— EXERCISE BRIEF —
Count every line below in which "sifatli" occurs, then give only the count.

(Saved data entries)
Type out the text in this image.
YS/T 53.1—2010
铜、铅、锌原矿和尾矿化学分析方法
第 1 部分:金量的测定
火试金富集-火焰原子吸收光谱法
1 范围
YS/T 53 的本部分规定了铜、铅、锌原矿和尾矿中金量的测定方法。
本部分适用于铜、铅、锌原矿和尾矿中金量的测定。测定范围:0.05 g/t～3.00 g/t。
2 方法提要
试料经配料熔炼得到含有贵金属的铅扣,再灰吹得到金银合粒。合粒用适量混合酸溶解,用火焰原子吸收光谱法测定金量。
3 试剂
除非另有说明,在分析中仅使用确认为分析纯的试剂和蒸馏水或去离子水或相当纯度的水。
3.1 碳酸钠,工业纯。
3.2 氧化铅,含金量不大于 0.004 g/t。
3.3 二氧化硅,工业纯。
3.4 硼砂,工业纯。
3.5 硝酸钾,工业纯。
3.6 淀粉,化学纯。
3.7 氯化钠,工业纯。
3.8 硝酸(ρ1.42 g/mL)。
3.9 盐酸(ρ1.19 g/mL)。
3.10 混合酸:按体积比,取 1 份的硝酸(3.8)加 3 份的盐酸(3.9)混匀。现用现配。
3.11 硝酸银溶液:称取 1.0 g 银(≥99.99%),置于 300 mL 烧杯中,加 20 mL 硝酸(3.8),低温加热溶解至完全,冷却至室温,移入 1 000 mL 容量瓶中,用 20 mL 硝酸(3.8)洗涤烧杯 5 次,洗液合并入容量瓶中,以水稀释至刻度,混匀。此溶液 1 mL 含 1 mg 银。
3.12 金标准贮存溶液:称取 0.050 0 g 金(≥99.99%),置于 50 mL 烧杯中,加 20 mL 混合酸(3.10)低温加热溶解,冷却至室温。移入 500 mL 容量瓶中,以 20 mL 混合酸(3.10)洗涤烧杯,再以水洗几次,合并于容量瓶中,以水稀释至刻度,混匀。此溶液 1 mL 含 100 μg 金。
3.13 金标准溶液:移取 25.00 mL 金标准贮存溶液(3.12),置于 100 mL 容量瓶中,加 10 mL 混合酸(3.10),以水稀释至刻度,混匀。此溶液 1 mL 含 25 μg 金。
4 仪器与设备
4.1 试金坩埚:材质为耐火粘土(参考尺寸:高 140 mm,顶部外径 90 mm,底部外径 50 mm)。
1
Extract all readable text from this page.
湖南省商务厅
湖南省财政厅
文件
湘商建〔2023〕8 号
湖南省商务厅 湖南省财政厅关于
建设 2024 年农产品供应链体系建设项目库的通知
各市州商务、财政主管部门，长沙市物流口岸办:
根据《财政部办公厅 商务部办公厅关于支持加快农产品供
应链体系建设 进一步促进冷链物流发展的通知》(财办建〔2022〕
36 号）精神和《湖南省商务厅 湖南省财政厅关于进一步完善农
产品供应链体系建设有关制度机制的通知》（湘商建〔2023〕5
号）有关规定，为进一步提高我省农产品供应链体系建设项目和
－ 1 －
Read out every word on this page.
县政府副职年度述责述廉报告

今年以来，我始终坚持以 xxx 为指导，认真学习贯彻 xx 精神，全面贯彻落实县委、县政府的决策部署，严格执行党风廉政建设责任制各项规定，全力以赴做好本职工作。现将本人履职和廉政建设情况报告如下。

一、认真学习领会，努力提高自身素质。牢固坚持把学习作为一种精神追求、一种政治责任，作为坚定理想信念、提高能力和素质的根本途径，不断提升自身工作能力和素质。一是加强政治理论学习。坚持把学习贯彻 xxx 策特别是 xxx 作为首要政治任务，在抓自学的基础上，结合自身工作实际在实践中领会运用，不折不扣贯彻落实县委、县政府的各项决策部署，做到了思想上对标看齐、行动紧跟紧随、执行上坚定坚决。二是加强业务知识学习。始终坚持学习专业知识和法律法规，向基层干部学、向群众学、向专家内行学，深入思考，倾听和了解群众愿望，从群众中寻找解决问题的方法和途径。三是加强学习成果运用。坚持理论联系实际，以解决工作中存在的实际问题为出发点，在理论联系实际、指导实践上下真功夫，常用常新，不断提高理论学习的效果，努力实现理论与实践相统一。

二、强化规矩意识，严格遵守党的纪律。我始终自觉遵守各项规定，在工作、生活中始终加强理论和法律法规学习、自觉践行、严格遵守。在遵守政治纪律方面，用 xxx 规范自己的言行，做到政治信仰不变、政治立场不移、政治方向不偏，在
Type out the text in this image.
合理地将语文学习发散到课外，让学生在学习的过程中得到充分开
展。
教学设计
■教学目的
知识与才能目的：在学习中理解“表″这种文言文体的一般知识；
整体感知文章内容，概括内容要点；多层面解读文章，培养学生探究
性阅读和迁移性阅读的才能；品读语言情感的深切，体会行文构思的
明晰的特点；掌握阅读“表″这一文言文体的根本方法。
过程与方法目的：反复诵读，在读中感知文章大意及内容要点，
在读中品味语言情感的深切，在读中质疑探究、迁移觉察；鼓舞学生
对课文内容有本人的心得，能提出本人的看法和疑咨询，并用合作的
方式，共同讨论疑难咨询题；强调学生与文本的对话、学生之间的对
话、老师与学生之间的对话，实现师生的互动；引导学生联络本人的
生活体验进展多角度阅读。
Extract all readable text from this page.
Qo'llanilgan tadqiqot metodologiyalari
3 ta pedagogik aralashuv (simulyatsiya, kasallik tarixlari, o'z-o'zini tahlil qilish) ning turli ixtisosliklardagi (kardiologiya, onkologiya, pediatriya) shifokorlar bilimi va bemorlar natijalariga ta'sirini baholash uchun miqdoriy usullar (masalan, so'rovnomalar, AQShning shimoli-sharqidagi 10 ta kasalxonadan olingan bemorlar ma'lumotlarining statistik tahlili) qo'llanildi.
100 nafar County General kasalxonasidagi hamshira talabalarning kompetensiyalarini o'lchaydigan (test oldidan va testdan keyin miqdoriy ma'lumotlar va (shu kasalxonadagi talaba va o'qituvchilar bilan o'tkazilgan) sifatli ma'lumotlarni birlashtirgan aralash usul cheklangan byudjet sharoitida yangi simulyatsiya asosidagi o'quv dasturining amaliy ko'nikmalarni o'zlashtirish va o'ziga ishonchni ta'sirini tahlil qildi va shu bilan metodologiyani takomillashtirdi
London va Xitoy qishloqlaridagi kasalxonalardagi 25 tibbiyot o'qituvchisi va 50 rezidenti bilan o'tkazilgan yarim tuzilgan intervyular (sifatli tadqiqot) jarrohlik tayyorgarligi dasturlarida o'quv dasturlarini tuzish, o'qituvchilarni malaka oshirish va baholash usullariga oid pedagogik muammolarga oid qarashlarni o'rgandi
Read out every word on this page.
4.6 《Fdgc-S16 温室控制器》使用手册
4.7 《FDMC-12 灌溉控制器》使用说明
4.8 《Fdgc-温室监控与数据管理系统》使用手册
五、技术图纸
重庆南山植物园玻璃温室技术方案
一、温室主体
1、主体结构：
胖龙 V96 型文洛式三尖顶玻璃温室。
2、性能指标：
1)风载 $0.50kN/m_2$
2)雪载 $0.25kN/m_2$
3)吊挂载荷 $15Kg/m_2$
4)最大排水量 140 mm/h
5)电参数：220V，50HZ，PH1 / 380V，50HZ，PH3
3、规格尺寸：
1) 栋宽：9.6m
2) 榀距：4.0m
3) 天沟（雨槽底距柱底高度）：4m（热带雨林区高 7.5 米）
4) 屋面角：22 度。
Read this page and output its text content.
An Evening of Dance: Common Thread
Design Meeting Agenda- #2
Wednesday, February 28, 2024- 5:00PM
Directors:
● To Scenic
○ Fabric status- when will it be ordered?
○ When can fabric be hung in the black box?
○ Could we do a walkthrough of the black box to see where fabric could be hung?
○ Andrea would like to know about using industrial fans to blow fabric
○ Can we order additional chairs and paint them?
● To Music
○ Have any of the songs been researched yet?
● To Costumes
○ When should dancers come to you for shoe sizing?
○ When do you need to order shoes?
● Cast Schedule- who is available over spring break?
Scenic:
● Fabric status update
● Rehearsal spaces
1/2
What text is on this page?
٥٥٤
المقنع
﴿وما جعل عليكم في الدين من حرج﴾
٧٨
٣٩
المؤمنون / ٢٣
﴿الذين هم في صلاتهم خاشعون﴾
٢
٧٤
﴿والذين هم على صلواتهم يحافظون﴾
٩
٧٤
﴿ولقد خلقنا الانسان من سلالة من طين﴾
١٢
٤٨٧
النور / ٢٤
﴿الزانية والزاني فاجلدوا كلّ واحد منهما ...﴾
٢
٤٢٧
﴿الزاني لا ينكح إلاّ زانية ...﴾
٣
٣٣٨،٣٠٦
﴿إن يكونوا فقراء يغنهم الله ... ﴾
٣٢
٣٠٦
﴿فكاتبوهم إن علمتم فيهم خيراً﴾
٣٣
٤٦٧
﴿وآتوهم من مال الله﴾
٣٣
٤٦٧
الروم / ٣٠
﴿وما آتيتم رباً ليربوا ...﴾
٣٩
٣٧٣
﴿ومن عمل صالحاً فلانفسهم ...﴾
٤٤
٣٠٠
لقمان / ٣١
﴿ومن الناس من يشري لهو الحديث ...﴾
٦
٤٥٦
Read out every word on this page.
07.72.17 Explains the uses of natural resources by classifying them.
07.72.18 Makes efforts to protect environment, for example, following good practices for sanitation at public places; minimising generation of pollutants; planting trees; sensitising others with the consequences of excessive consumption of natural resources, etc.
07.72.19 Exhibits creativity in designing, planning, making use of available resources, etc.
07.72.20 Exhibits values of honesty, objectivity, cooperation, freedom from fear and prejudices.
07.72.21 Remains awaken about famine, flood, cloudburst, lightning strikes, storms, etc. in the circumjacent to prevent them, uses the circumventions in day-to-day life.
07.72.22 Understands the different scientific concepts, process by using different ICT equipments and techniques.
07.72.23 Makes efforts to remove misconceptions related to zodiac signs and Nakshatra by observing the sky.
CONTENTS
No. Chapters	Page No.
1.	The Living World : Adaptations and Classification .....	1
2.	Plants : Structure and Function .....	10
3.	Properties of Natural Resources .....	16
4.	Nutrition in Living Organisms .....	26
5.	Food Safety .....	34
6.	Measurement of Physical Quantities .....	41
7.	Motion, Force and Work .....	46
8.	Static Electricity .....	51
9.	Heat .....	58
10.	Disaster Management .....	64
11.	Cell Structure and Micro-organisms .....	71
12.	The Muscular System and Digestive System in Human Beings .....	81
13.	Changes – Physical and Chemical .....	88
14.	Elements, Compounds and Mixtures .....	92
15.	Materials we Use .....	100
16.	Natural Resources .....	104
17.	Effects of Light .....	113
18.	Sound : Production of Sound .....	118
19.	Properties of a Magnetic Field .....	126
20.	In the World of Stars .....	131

— THE RESULT —
2